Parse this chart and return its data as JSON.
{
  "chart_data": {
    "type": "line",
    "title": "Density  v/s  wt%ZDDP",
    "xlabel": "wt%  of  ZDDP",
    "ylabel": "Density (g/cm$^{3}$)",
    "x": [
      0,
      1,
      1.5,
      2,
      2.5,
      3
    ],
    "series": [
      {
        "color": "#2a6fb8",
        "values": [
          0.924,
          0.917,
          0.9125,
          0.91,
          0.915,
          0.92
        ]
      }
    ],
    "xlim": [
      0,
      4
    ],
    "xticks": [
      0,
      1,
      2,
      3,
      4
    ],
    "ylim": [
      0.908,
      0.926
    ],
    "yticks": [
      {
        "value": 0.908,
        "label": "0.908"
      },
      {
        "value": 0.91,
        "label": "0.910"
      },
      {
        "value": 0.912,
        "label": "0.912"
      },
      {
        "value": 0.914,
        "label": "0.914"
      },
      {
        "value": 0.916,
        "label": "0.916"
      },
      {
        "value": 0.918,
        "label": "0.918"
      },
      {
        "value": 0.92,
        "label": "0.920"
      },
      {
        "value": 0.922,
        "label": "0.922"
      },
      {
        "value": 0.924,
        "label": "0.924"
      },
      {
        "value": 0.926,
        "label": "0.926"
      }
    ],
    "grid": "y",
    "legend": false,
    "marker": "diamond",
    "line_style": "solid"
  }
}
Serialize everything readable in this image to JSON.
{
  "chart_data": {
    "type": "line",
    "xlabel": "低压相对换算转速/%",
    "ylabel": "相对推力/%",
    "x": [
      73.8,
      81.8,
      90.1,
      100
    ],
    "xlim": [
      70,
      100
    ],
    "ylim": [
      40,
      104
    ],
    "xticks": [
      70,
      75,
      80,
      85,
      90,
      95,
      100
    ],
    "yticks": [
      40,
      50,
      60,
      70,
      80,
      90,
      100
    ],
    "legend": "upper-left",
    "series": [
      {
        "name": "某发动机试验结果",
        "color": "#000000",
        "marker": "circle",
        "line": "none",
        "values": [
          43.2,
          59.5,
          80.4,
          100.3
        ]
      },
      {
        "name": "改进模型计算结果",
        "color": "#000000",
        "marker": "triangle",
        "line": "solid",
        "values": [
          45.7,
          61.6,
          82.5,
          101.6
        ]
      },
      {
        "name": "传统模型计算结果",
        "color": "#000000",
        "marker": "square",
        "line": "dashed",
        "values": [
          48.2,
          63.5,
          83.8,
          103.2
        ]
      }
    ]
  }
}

========

Given instruction
The entries above should be repeated exactly, every one of them.

Final result
Parse this chart and return its data as JSON.
{
  "chart_data": {
    "type": "line",
    "title": "Density  v/s  wt%ZDDP",
    "xlabel": "wt%  of  ZDDP",
    "ylabel": "Density (g/cm$^{3}$)",
    "x": [
      0,
      1,
      1.5,
      2,
      2.5,
      3
    ],
    "series": [
      {
        "color": "#2a6fb8",
        "values": [
          0.924,
          0.917,
          0.9125,
          0.91,
          0.915,
          0.92
        ]
      }
    ],
    "xlim": [
      0,
      4
    ],
    "xticks": [
      0,
      1,
      2,
      3,
      4
    ],
    "ylim": [
      0.908,
      0.926
    ],
    "yticks": [
      {
        "value": 0.908,
        "label": "0.908"
      },
      {
        "value": 0.91,
        "label": "0.910"
      },
      {
        "value": 0.912,
        "label": "0.912"
      },
      {
        "value": 0.914,
        "label": "0.914"
      },
      {
        "value": 0.916,
        "label": "0.916"
      },
      {
        "value": 0.918,
        "label": "0.918"
      },
      {
        "value": 0.92,
        "label": "0.920"
      },
      {
        "value": 0.922,
        "label": "0.922"
      },
      {
        "value": 0.924,
        "label": "0.924"
      },
      {
        "value": 0.926,
        "label": "0.926"
      }
    ],
    "grid": "y",
    "legend": false,
    "marker": "diamond",
    "line_style": "solid"
  }
}
Serialize everything readable in this image to JSON.
{
  "chart_data": {
    "type": "line",
    "xlabel": "低压相对换算转速/%",
    "ylabel": "相对推力/%",
    "x": [
      73.8,
      81.8,
      90.1,
      100
    ],
    "xlim": [
      70,
      100
    ],
    "ylim": [
      40,
      104
    ],
    "xticks": [
      70,
      75,
      80,
      85,
      90,
      95,
      100
    ],
    "yticks": [
      40,
      50,
      60,
      70,
      80,
      90,
      100
    ],
    "legend": "upper-left",
    "series": [
      {
        "name": "某发动机试验结果",
        "color": "#000000",
        "marker": "circle",
        "line": "none",
        "values": [
          43.2,
          59.5,
          80.4,
          100.3
        ]
      },
      {
        "name": "改进模型计算结果",
        "color": "#000000",
        "marker": "triangle",
        "line": "solid",
        "values": [
          45.7,
          61.6,
          82.5,
          101.6
        ]
      },
      {
        "name": "传统模型计算结果",
        "color": "#000000",
        "marker": "square",
        "line": "dashed",
        "values": [
          48.2,
          63.5,
          83.8,
          103.2
        ]
      }
    ]
  }
}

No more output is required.